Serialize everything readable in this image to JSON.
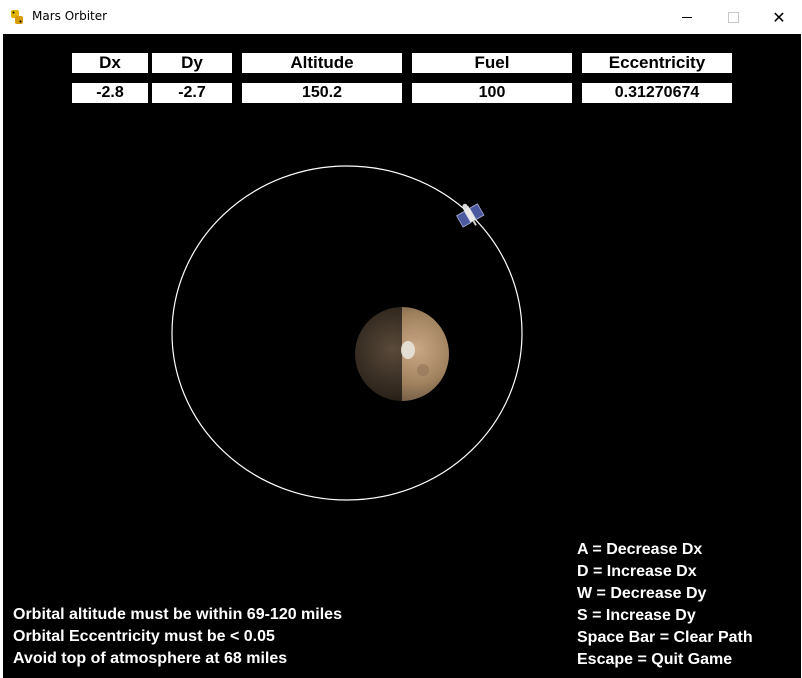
{
  "window": {
    "title": "Mars Orbiter",
    "app_icon": "python-snake-icon",
    "minimize_icon": "minimize-icon",
    "maximize_icon": "maximize-icon",
    "close_icon": "close-icon"
  },
  "hud": {
    "headers": {
      "dx": "Dx",
      "dy": "Dy",
      "altitude": "Altitude",
      "fuel": "Fuel",
      "eccentricity": "Eccentricity"
    },
    "values": {
      "dx": "-2.8",
      "dy": "-2.7",
      "altitude": "150.2",
      "fuel": "100",
      "eccentricity": "0.31270674"
    }
  },
  "instructions": [
    "Orbital altitude must be within 69-120 miles",
    "Orbital Eccentricity must be < 0.05",
    "Avoid top of atmosphere at 68 miles"
  ],
  "controls": [
    "A = Decrease Dx",
    "D = Increase Dx",
    "W = Decrease Dy",
    "S = Increase Dy",
    "Space Bar = Clear Path",
    "Escape = Quit Game"
  ],
  "colors": {
    "background": "#000000",
    "hud_box": "#ffffff",
    "orbit_path": "#ffffff",
    "planet_lit": "#a8896a",
    "planet_dark": "#3a2e24"
  },
  "scene": {
    "planet": "mars-planet",
    "satellite": "satellite-icon"
  }
}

### INSTRUCTIONS FOR THE TASK:
Lines that hold the word "altitude" are the ones to return, every one of them.

### EXPECTED ANSWER:
      "altitude": "Altitude",
      "altitude": "150.2",
    "Orbital altitude must be within 69-120 miles",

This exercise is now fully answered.